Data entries
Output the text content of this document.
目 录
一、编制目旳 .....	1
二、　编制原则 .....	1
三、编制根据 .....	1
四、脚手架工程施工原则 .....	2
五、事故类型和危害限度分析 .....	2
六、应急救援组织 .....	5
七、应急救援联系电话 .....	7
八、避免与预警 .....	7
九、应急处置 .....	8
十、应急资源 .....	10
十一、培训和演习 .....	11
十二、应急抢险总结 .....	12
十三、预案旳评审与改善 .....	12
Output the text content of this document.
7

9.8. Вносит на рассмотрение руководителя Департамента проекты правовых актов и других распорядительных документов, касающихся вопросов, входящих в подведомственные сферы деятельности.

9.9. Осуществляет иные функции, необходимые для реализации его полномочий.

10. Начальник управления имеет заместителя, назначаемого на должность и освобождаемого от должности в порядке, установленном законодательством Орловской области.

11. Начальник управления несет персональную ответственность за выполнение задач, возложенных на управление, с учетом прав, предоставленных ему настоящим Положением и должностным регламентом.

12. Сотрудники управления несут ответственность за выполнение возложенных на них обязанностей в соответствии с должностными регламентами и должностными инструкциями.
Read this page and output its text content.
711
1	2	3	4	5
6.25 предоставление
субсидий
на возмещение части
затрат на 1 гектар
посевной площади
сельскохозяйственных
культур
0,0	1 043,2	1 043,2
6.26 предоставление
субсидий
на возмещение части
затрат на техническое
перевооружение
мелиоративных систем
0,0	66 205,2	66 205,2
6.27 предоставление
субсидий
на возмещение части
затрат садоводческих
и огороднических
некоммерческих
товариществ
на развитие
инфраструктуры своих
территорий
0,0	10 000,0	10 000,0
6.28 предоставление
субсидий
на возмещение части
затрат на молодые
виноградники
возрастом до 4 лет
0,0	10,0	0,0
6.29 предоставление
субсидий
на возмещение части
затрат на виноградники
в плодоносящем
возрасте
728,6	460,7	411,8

__Task requirements__. Each line of the listing should be copied exactly.

__Output for this exercise__.
Output the text content of this document.
目 录
一、编制目旳 .....	1
二、　编制原则 .....	1
三、编制根据 .....	1
四、脚手架工程施工原则 .....	2
五、事故类型和危害限度分析 .....	2
六、应急救援组织 .....	5
七、应急救援联系电话 .....	7
八、避免与预警 .....	7
九、应急处置 .....	8
十、应急资源 .....	10
十一、培训和演习 .....	11
十二、应急抢险总结 .....	12
十三、预案旳评审与改善 .....	12
Output the text content of this document.
7

9.8. Вносит на рассмотрение руководителя Департамента проекты правовых актов и других распорядительных документов, касающихся вопросов, входящих в подведомственные сферы деятельности.

9.9. Осуществляет иные функции, необходимые для реализации его полномочий.

10. Начальник управления имеет заместителя, назначаемого на должность и освобождаемого от должности в порядке, установленном законодательством Орловской области.

11. Начальник управления несет персональную ответственность за выполнение задач, возложенных на управление, с учетом прав, предоставленных ему настоящим Положением и должностным регламентом.

12. Сотрудники управления несут ответственность за выполнение возложенных на них обязанностей в соответствии с должностными регламентами и должностными инструкциями.
Read this page and output its text content.
711
1	2	3	4	5
6.25 предоставление
субсидий
на возмещение части
затрат на 1 гектар
посевной площади
сельскохозяйственных
культур
0,0	1 043,2	1 043,2
6.26 предоставление
субсидий
на возмещение части
затрат на техническое
перевооружение
мелиоративных систем
0,0	66 205,2	66 205,2
6.27 предоставление
субсидий
на возмещение части
затрат садоводческих
и огороднических
некоммерческих
товариществ
на развитие
инфраструктуры своих
территорий
0,0	10 000,0	10 000,0
6.28 предоставление
субсидий
на возмещение части
затрат на молодые
виноградники
возрастом до 4 лет
0,0	10,0	0,0
6.29 предоставление
субсидий
на возмещение части
затрат на виноградники
в плодоносящем
возрасте
728,6	460,7	411,8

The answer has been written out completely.